• **Aim**
Present each line of the entries below that holds the word "color".

• **Data entries**
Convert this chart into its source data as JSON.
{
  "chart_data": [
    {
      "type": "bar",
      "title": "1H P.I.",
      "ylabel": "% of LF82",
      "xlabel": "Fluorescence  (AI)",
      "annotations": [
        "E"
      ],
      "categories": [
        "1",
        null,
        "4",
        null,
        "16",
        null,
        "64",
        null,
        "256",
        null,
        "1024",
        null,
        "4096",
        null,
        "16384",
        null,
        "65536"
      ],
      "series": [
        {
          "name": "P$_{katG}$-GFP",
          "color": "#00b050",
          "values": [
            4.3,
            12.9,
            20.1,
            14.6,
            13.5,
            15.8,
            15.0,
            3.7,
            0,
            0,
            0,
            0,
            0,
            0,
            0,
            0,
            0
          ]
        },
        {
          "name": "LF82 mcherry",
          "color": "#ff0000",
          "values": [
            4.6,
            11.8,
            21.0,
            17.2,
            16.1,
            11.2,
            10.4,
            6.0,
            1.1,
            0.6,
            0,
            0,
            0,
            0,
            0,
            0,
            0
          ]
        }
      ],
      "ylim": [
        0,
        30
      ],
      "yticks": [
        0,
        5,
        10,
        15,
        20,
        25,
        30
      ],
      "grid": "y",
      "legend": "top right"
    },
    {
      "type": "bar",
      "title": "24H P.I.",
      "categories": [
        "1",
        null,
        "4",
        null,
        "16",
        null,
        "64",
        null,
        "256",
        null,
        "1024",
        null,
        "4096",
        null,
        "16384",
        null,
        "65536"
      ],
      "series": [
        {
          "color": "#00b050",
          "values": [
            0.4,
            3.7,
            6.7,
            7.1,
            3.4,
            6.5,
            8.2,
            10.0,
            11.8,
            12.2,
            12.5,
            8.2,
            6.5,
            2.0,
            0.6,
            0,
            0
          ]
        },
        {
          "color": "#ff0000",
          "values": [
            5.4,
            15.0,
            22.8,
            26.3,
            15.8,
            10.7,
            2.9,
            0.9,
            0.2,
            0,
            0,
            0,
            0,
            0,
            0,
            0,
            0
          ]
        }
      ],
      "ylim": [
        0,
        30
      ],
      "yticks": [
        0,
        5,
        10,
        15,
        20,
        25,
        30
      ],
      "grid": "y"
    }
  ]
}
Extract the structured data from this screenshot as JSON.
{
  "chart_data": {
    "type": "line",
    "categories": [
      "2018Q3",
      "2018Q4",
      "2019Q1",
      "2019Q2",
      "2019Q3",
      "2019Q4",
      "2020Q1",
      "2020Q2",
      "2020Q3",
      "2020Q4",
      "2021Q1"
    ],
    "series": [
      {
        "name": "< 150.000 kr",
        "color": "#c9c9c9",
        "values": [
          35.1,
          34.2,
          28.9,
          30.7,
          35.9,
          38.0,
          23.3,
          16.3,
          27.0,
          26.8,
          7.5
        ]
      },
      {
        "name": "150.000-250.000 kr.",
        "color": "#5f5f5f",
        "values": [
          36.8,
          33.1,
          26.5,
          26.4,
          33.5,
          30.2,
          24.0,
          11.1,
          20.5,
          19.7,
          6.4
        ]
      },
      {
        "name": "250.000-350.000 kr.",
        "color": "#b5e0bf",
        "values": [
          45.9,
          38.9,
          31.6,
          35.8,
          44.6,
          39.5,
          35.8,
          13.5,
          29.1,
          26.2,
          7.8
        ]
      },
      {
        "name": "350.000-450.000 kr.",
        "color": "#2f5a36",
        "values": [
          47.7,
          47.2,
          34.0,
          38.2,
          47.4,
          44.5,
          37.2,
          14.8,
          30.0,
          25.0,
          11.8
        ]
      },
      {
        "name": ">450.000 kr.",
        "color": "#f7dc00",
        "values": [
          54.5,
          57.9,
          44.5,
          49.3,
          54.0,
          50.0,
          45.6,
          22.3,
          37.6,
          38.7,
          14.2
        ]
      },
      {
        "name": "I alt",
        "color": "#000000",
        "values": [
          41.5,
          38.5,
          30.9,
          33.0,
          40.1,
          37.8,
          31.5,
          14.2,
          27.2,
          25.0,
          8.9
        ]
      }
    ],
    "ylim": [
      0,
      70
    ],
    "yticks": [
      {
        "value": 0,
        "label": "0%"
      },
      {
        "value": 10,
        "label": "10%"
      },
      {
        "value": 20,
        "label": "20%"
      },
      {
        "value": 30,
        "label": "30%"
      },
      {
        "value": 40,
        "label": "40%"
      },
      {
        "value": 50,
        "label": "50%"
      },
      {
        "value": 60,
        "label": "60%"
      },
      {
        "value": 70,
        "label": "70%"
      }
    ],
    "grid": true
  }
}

• **The solution**
          "color": "#00b050",
          "color": "#ff0000",
          "color": "#00b050",
          "color": "#ff0000",
        "color": "#c9c9c9",
        "color": "#5f5f5f",
        "color": "#b5e0bf",
        "color": "#2f5a36",
        "color": "#f7dc00",
        "color": "#000000",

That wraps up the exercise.